__Data records__:
▽
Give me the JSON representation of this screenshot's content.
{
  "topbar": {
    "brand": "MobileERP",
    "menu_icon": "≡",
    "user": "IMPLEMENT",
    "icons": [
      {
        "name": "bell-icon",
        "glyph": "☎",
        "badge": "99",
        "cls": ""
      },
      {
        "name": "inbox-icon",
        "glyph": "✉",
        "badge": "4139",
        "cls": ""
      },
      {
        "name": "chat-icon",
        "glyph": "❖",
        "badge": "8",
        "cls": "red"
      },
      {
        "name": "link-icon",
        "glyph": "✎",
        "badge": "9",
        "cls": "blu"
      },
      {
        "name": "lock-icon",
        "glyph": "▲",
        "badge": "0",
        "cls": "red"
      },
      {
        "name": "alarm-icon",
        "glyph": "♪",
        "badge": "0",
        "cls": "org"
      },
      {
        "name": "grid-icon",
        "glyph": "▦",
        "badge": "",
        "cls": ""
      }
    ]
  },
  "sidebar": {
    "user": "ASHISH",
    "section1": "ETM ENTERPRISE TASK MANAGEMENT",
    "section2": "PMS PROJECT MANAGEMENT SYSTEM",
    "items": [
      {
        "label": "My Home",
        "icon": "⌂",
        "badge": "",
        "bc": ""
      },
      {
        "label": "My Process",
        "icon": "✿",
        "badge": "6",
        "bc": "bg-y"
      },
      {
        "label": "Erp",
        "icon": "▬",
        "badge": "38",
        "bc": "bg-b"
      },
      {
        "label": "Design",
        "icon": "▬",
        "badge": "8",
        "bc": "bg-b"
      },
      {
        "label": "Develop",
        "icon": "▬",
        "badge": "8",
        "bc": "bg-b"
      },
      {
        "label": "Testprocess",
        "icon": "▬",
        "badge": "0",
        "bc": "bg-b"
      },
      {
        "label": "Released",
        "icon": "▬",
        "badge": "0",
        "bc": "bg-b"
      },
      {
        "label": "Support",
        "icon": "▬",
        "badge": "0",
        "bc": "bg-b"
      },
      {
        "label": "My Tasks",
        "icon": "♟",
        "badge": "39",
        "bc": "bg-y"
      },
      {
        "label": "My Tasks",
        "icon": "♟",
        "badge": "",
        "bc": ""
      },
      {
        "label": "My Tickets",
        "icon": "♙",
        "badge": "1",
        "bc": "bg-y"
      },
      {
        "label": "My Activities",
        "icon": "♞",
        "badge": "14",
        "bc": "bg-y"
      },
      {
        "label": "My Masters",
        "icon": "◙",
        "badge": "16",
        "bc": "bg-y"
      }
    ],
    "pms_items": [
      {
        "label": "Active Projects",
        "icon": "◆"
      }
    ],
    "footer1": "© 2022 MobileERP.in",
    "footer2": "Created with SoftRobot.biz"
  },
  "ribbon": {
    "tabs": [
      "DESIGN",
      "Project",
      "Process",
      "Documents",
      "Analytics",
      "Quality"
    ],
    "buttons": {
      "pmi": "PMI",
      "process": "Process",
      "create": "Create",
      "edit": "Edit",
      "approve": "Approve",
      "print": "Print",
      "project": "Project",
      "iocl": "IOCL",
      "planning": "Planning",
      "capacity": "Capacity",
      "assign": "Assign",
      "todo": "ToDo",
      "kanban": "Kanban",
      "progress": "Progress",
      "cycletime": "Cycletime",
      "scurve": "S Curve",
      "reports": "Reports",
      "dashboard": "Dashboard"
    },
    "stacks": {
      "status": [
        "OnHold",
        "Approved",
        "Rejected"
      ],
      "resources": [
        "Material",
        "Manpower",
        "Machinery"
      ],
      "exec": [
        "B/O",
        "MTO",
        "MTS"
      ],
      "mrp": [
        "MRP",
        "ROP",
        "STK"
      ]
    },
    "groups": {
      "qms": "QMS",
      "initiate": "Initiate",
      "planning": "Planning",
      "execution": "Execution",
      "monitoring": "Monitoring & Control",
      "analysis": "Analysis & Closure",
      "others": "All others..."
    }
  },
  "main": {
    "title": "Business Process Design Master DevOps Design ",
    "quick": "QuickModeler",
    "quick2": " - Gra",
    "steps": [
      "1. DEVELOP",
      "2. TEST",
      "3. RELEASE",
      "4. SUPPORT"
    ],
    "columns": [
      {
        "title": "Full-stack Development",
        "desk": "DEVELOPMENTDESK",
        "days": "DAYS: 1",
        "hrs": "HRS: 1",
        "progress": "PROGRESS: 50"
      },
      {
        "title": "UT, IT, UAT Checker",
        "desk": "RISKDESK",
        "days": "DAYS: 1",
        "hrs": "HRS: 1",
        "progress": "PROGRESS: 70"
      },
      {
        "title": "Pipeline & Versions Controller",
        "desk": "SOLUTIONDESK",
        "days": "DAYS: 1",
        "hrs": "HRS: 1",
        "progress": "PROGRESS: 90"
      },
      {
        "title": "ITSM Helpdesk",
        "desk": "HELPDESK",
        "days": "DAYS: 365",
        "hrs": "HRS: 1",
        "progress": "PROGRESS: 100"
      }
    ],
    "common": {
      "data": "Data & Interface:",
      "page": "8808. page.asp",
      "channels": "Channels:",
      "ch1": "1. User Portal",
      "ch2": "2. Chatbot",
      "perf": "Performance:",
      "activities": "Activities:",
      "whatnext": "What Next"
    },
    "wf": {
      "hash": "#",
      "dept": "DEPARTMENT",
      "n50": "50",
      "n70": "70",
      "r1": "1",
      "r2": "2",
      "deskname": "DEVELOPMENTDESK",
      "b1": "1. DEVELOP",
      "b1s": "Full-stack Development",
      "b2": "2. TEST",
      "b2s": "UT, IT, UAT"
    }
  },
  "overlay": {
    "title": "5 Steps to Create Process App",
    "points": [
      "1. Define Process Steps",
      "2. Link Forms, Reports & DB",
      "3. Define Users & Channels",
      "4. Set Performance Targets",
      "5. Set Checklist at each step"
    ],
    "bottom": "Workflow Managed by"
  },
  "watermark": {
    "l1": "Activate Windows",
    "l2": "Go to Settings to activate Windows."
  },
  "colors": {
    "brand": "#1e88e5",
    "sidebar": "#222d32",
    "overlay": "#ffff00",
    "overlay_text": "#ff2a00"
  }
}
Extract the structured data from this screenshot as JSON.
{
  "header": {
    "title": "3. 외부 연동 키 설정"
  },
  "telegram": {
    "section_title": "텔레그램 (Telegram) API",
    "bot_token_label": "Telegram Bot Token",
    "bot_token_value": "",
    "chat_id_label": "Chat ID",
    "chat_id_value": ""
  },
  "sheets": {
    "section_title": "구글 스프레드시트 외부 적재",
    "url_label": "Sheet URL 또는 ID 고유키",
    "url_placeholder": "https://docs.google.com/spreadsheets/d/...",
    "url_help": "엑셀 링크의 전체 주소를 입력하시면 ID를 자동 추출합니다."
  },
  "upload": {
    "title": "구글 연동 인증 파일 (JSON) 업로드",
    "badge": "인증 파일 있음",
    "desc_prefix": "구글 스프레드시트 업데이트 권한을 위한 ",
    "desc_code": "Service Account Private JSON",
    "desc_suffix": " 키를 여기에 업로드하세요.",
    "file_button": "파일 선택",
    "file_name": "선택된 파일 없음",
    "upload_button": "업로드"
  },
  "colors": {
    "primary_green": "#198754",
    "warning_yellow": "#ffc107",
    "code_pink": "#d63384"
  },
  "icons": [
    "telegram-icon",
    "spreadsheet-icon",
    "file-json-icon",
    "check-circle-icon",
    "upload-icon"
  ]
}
△
__Required work__: Quote the material exactly, leaving nothing out.

__Task output__:
Give me the JSON representation of this screenshot's content.
{
  "topbar": {
    "brand": "MobileERP",
    "menu_icon": "≡",
    "user": "IMPLEMENT",
    "icons": [
      {
        "name": "bell-icon",
        "glyph": "☎",
        "badge": "99",
        "cls": ""
      },
      {
        "name": "inbox-icon",
        "glyph": "✉",
        "badge": "4139",
        "cls": ""
      },
      {
        "name": "chat-icon",
        "glyph": "❖",
        "badge": "8",
        "cls": "red"
      },
      {
        "name": "link-icon",
        "glyph": "✎",
        "badge": "9",
        "cls": "blu"
      },
      {
        "name": "lock-icon",
        "glyph": "▲",
        "badge": "0",
        "cls": "red"
      },
      {
        "name": "alarm-icon",
        "glyph": "♪",
        "badge": "0",
        "cls": "org"
      },
      {
        "name": "grid-icon",
        "glyph": "▦",
        "badge": "",
        "cls": ""
      }
    ]
  },
  "sidebar": {
    "user": "ASHISH",
    "section1": "ETM ENTERPRISE TASK MANAGEMENT",
    "section2": "PMS PROJECT MANAGEMENT SYSTEM",
    "items": [
      {
        "label": "My Home",
        "icon": "⌂",
        "badge": "",
        "bc": ""
      },
      {
        "label": "My Process",
        "icon": "✿",
        "badge": "6",
        "bc": "bg-y"
      },
      {
        "label": "Erp",
        "icon": "▬",
        "badge": "38",
        "bc": "bg-b"
      },
      {
        "label": "Design",
        "icon": "▬",
        "badge": "8",
        "bc": "bg-b"
      },
      {
        "label": "Develop",
        "icon": "▬",
        "badge": "8",
        "bc": "bg-b"
      },
      {
        "label": "Testprocess",
        "icon": "▬",
        "badge": "0",
        "bc": "bg-b"
      },
      {
        "label": "Released",
        "icon": "▬",
        "badge": "0",
        "bc": "bg-b"
      },
      {
        "label": "Support",
        "icon": "▬",
        "badge": "0",
        "bc": "bg-b"
      },
      {
        "label": "My Tasks",
        "icon": "♟",
        "badge": "39",
        "bc": "bg-y"
      },
      {
        "label": "My Tasks",
        "icon": "♟",
        "badge": "",
        "bc": ""
      },
      {
        "label": "My Tickets",
        "icon": "♙",
        "badge": "1",
        "bc": "bg-y"
      },
      {
        "label": "My Activities",
        "icon": "♞",
        "badge": "14",
        "bc": "bg-y"
      },
      {
        "label": "My Masters",
        "icon": "◙",
        "badge": "16",
        "bc": "bg-y"
      }
    ],
    "pms_items": [
      {
        "label": "Active Projects",
        "icon": "◆"
      }
    ],
    "footer1": "© 2022 MobileERP.in",
    "footer2": "Created with SoftRobot.biz"
  },
  "ribbon": {
    "tabs": [
      "DESIGN",
      "Project",
      "Process",
      "Documents",
      "Analytics",
      "Quality"
    ],
    "buttons": {
      "pmi": "PMI",
      "process": "Process",
      "create": "Create",
      "edit": "Edit",
      "approve": "Approve",
      "print": "Print",
      "project": "Project",
      "iocl": "IOCL",
      "planning": "Planning",
      "capacity": "Capacity",
      "assign": "Assign",
      "todo": "ToDo",
      "kanban": "Kanban",
      "progress": "Progress",
      "cycletime": "Cycletime",
      "scurve": "S Curve",
      "reports": "Reports",
      "dashboard": "Dashboard"
    },
    "stacks": {
      "status": [
        "OnHold",
        "Approved",
        "Rejected"
      ],
      "resources": [
        "Material",
        "Manpower",
        "Machinery"
      ],
      "exec": [
        "B/O",
        "MTO",
        "MTS"
      ],
      "mrp": [
        "MRP",
        "ROP",
        "STK"
      ]
    },
    "groups": {
      "qms": "QMS",
      "initiate": "Initiate",
      "planning": "Planning",
      "execution": "Execution",
      "monitoring": "Monitoring & Control",
      "analysis": "Analysis & Closure",
      "others": "All others..."
    }
  },
  "main": {
    "title": "Business Process Design Master DevOps Design ",
    "quick": "QuickModeler",
    "quick2": " - Gra",
    "steps": [
      "1. DEVELOP",
      "2. TEST",
      "3. RELEASE",
      "4. SUPPORT"
    ],
    "columns": [
      {
        "title": "Full-stack Development",
        "desk": "DEVELOPMENTDESK",
        "days": "DAYS: 1",
        "hrs": "HRS: 1",
        "progress": "PROGRESS: 50"
      },
      {
        "title": "UT, IT, UAT Checker",
        "desk": "RISKDESK",
        "days": "DAYS: 1",
        "hrs": "HRS: 1",
        "progress": "PROGRESS: 70"
      },
      {
        "title": "Pipeline & Versions Controller",
        "desk": "SOLUTIONDESK",
        "days": "DAYS: 1",
        "hrs": "HRS: 1",
        "progress": "PROGRESS: 90"
      },
      {
        "title": "ITSM Helpdesk",
        "desk": "HELPDESK",
        "days": "DAYS: 365",
        "hrs": "HRS: 1",
        "progress": "PROGRESS: 100"
      }
    ],
    "common": {
      "data": "Data & Interface:",
      "page": "8808. page.asp",
      "channels": "Channels:",
      "ch1": "1. User Portal",
      "ch2": "2. Chatbot",
      "perf": "Performance:",
      "activities": "Activities:",
      "whatnext": "What Next"
    },
    "wf": {
      "hash": "#",
      "dept": "DEPARTMENT",
      "n50": "50",
      "n70": "70",
      "r1": "1",
      "r2": "2",
      "deskname": "DEVELOPMENTDESK",
      "b1": "1. DEVELOP",
      "b1s": "Full-stack Development",
      "b2": "2. TEST",
      "b2s": "UT, IT, UAT"
    }
  },
  "overlay": {
    "title": "5 Steps to Create Process App",
    "points": [
      "1. Define Process Steps",
      "2. Link Forms, Reports & DB",
      "3. Define Users & Channels",
      "4. Set Performance Targets",
      "5. Set Checklist at each step"
    ],
    "bottom": "Workflow Managed by"
  },
  "watermark": {
    "l1": "Activate Windows",
    "l2": "Go to Settings to activate Windows."
  },
  "colors": {
    "brand": "#1e88e5",
    "sidebar": "#222d32",
    "overlay": "#ffff00",
    "overlay_text": "#ff2a00"
  }
}
Extract the structured data from this screenshot as JSON.
{
  "header": {
    "title": "3. 외부 연동 키 설정"
  },
  "telegram": {
    "section_title": "텔레그램 (Telegram) API",
    "bot_token_label": "Telegram Bot Token",
    "bot_token_value": "",
    "chat_id_label": "Chat ID",
    "chat_id_value": ""
  },
  "sheets": {
    "section_title": "구글 스프레드시트 외부 적재",
    "url_label": "Sheet URL 또는 ID 고유키",
    "url_placeholder": "https://docs.google.com/spreadsheets/d/...",
    "url_help": "엑셀 링크의 전체 주소를 입력하시면 ID를 자동 추출합니다."
  },
  "upload": {
    "title": "구글 연동 인증 파일 (JSON) 업로드",
    "badge": "인증 파일 있음",
    "desc_prefix": "구글 스프레드시트 업데이트 권한을 위한 ",
    "desc_code": "Service Account Private JSON",
    "desc_suffix": " 키를 여기에 업로드하세요.",
    "file_button": "파일 선택",
    "file_name": "선택된 파일 없음",
    "upload_button": "업로드"
  },
  "colors": {
    "primary_green": "#198754",
    "warning_yellow": "#ffc107",
    "code_pink": "#d63384"
  },
  "icons": [
    "telegram-icon",
    "spreadsheet-icon",
    "file-json-icon",
    "check-circle-icon",
    "upload-icon"
  ]
}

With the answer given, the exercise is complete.